» SHORT EXERCISE: Go through the listing below and list every line with "Standard".

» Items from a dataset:
[Start]

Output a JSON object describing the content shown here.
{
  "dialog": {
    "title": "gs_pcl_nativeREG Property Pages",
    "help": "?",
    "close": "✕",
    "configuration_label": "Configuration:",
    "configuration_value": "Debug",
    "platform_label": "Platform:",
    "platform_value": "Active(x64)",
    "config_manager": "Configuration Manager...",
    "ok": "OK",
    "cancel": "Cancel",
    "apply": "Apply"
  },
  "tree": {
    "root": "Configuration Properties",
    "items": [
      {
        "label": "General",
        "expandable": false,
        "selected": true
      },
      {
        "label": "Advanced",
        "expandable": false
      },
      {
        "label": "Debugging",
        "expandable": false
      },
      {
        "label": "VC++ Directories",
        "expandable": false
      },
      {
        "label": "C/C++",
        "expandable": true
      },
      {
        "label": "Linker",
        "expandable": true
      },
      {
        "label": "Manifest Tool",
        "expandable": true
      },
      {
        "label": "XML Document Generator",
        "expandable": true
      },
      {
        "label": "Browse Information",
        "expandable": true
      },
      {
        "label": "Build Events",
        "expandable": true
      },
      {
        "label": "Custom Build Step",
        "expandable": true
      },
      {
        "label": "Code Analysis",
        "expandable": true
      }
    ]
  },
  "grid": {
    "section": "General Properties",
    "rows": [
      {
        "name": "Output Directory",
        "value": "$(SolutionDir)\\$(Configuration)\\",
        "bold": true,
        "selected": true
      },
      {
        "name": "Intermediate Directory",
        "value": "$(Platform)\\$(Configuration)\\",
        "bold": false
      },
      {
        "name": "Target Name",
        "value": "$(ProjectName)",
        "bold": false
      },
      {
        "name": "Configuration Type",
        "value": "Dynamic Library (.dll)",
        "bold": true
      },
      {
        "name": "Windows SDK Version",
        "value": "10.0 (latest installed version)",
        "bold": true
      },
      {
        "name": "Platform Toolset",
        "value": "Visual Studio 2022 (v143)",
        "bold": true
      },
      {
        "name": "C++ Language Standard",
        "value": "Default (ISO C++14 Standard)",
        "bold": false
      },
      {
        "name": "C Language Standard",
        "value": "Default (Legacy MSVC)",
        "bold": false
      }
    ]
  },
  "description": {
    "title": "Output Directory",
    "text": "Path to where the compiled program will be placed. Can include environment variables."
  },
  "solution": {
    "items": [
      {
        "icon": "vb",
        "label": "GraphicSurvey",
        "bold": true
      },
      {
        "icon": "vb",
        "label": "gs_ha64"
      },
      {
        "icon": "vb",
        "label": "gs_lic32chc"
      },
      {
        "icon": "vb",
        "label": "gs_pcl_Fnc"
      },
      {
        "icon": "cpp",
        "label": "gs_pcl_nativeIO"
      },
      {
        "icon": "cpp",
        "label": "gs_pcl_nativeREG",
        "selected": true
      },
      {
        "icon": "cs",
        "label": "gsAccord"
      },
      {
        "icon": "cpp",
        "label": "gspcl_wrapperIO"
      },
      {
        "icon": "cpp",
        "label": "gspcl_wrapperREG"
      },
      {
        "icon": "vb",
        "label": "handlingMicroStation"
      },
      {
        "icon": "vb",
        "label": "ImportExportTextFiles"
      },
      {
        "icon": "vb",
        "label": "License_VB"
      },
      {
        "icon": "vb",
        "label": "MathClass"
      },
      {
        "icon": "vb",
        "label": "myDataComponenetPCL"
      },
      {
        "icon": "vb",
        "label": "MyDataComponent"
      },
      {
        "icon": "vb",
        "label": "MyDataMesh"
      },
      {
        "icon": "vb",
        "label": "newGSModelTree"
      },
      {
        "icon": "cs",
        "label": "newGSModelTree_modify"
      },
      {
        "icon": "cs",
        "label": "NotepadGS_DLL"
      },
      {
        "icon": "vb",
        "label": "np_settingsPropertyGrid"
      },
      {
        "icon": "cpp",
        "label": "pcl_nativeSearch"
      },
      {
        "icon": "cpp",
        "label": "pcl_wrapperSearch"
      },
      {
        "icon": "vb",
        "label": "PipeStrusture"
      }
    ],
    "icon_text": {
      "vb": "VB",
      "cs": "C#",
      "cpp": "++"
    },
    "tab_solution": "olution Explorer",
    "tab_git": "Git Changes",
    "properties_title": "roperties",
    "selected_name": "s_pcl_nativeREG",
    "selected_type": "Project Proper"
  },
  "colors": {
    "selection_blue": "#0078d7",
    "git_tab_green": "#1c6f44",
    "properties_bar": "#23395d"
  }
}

[End]

» TASK ANSWER:
        "name": "C++ Language Standard",
        "value": "Default (ISO C++14 Standard)",
        "name": "C Language Standard",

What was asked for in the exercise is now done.